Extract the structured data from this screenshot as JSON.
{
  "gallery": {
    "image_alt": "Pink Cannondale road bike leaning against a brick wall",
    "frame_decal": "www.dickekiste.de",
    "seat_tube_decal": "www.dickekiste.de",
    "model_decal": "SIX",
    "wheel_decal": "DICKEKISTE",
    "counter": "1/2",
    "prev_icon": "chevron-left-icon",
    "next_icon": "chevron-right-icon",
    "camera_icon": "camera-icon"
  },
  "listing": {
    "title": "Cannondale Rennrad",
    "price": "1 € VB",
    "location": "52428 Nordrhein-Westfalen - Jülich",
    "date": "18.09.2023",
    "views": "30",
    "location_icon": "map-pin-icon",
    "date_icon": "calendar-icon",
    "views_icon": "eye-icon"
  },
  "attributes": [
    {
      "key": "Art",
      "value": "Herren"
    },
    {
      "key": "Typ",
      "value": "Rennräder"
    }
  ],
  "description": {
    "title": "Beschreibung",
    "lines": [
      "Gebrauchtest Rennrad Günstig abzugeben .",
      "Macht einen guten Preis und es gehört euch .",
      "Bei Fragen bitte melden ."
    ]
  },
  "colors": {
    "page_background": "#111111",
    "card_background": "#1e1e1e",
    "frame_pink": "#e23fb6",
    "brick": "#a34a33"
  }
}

...

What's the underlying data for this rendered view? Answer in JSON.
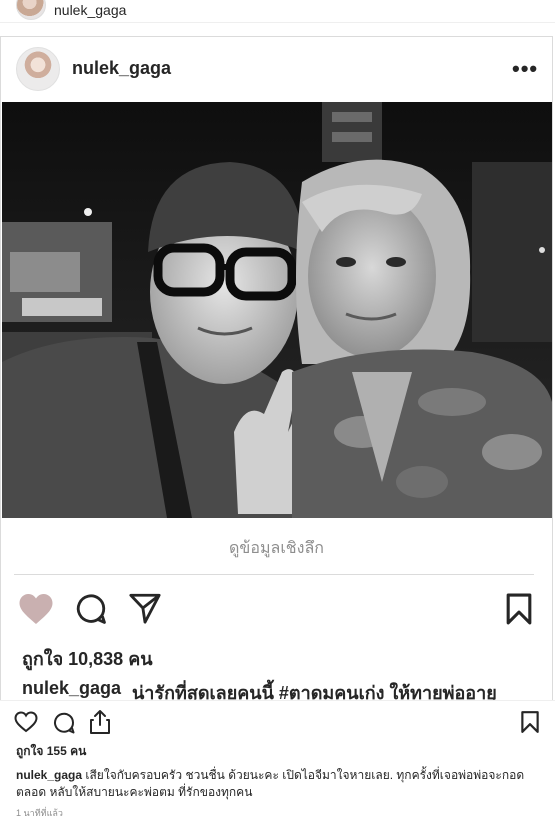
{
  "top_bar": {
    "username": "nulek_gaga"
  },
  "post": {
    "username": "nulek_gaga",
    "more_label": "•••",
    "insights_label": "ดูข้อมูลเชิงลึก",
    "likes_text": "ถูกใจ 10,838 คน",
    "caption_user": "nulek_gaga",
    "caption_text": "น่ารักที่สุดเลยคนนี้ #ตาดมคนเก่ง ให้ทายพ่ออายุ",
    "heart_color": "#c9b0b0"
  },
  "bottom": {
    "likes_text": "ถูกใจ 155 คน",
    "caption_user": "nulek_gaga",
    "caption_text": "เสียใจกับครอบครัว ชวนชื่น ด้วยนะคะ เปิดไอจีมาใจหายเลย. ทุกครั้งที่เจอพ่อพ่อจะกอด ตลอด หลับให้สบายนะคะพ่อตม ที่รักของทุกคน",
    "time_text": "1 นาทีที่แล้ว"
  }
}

== Work instructions ==
Pull every line containing the word "chevron" out of the material.

== Result of the task ==
    "prev_icon": "chevron-left-icon",
    "next_icon": "chevron-right-icon",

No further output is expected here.